> _What to work on_
Leave out the pictures and repeat every record exactly.
** BEGIN Dataset content **
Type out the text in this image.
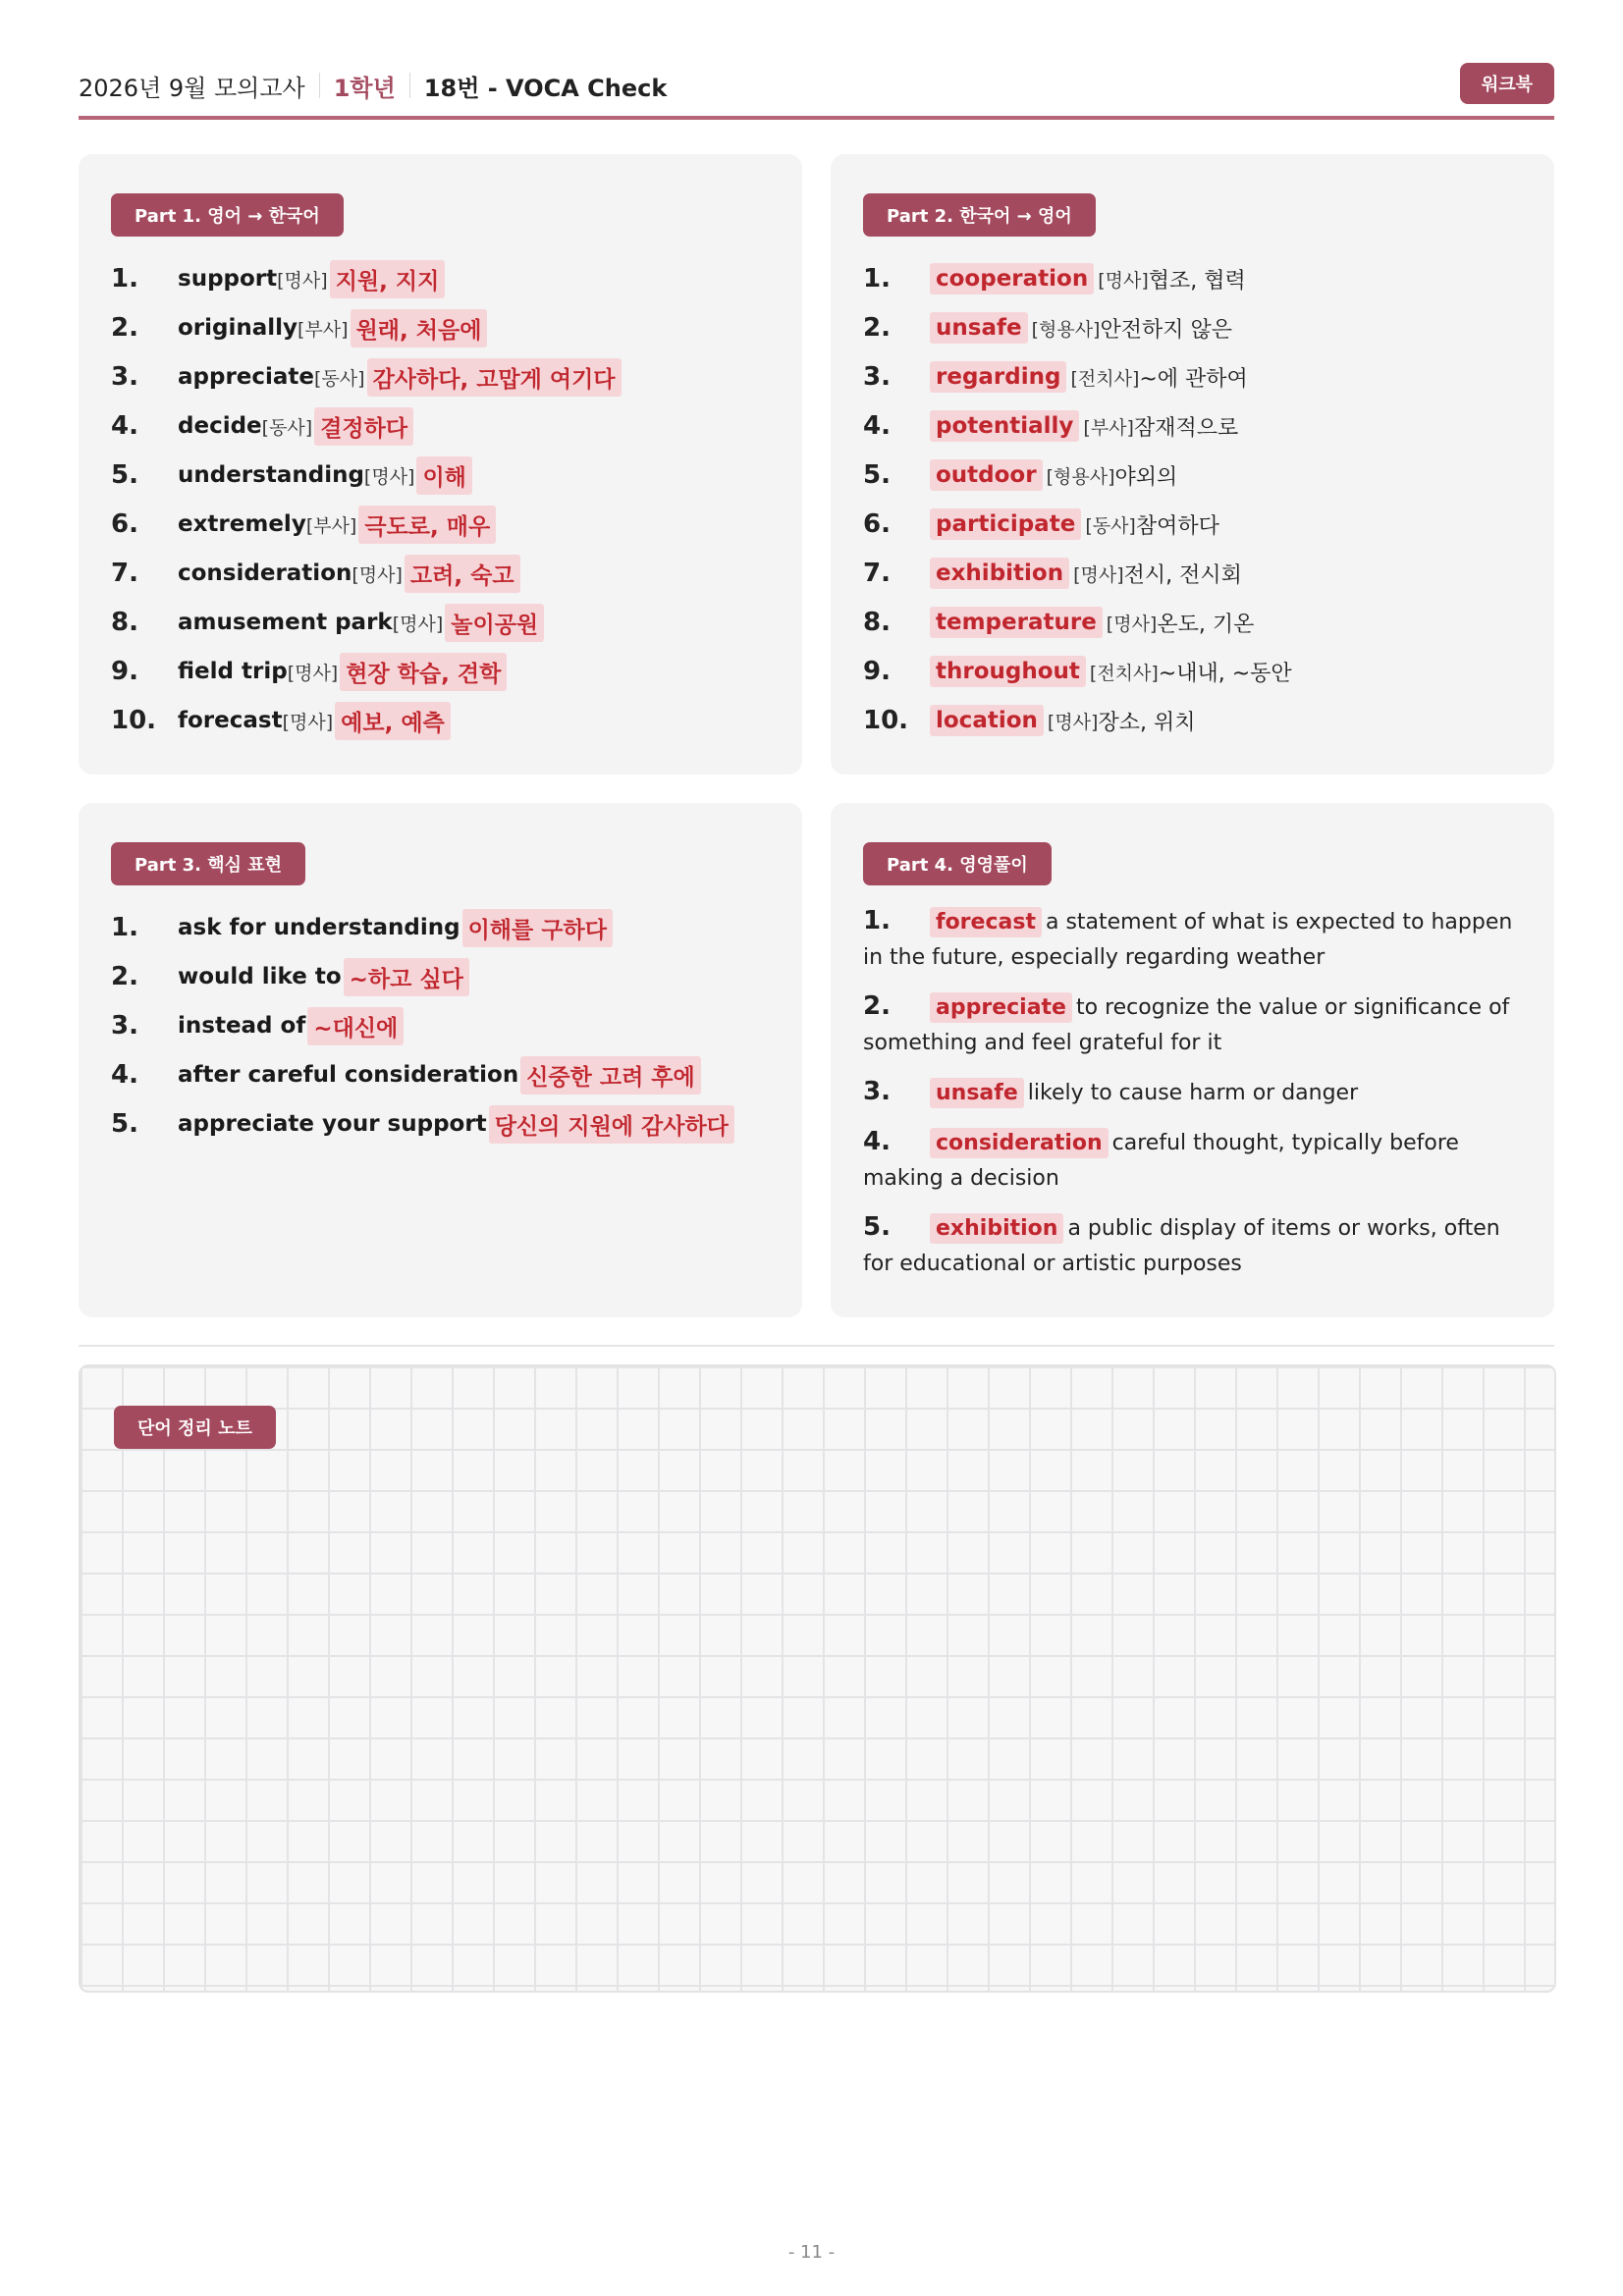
2026년 9월 모의고사 1학년 18번 - VOCA Check	워크북
Part 1. 영어 → 한국어
1.	support [명사] 지원, 지지
2.	originally [부사] 원래, 처음에
3.	appreciate [동사] 감사하다, 고맙게 여기다
4.	decide [동사] 결정하다
5.	understanding [명사] 이해
6.	extremely [부사] 극도로, 매우
7.	consideration [명사] 고려, 숙고
8.	amusement park [명사] 놀이공원
9.	field trip [명사] 현장 학습, 견학
10. forecast [명사] 예보, 예측
Part 2. 한국어 → 영어
1.	cooperation [명사] 협조, 협력
2.	unsafe [형용사] 안전하지 않은
3.	regarding [전치사] ~에 관하여
4.	potentially [부사] 잠재적으로
5.	outdoor [형용사] 야외의
6.	participate [동사] 참여하다
7.	exhibition [명사] 전시, 전시회
8.	temperature [명사] 온도, 기온
9.	throughout [전치사] ~내내, ~동안
10.	location [명사] 장소, 위치
Part 3. 핵심 표현
1.	ask for understanding 이해를 구하다
2.	would like to ~하고 싶다
3.	instead of ~대신에
4.	after careful consideration 신중한 고려 후에
5.	appreciate your support 당신의 지원에 감사하다
Part 4. 영영풀이
1. forecast a statement of what is expected to happen in the future, especially regarding weather
2. appreciate to recognize the value or significance of something and feel grateful for it
3. unsafe likely to cause harm or danger
4. consideration careful thought, typically before making a decision
5. exhibition a public display of items or works, often for educational or artistic purposes
단어 정리 노트
- 11 -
** END Dataset content **
> _The solution_
Type out the text in this image.
2026년 9월 모의고사 1학년 18번 - VOCA Check	워크북
Part 1. 영어 → 한국어
1.	support [명사] 지원, 지지
2.	originally [부사] 원래, 처음에
3.	appreciate [동사] 감사하다, 고맙게 여기다
4.	decide [동사] 결정하다
5.	understanding [명사] 이해
6.	extremely [부사] 극도로, 매우
7.	consideration [명사] 고려, 숙고
8.	amusement park [명사] 놀이공원
9.	field trip [명사] 현장 학습, 견학
10. forecast [명사] 예보, 예측
Part 2. 한국어 → 영어
1.	cooperation [명사] 협조, 협력
2.	unsafe [형용사] 안전하지 않은
3.	regarding [전치사] ~에 관하여
4.	potentially [부사] 잠재적으로
5.	outdoor [형용사] 야외의
6.	participate [동사] 참여하다
7.	exhibition [명사] 전시, 전시회
8.	temperature [명사] 온도, 기온
9.	throughout [전치사] ~내내, ~동안
10.	location [명사] 장소, 위치
Part 3. 핵심 표현
1.	ask for understanding 이해를 구하다
2.	would like to ~하고 싶다
3.	instead of ~대신에
4.	after careful consideration 신중한 고려 후에
5.	appreciate your support 당신의 지원에 감사하다
Part 4. 영영풀이
1. forecast a statement of what is expected to happen in the future, especially regarding weather
2. appreciate to recognize the value or significance of something and feel grateful for it
3. unsafe likely to cause harm or danger
4. consideration careful thought, typically before making a decision
5. exhibition a public display of items or works, often for educational or artistic purposes
단어 정리 노트
- 11 -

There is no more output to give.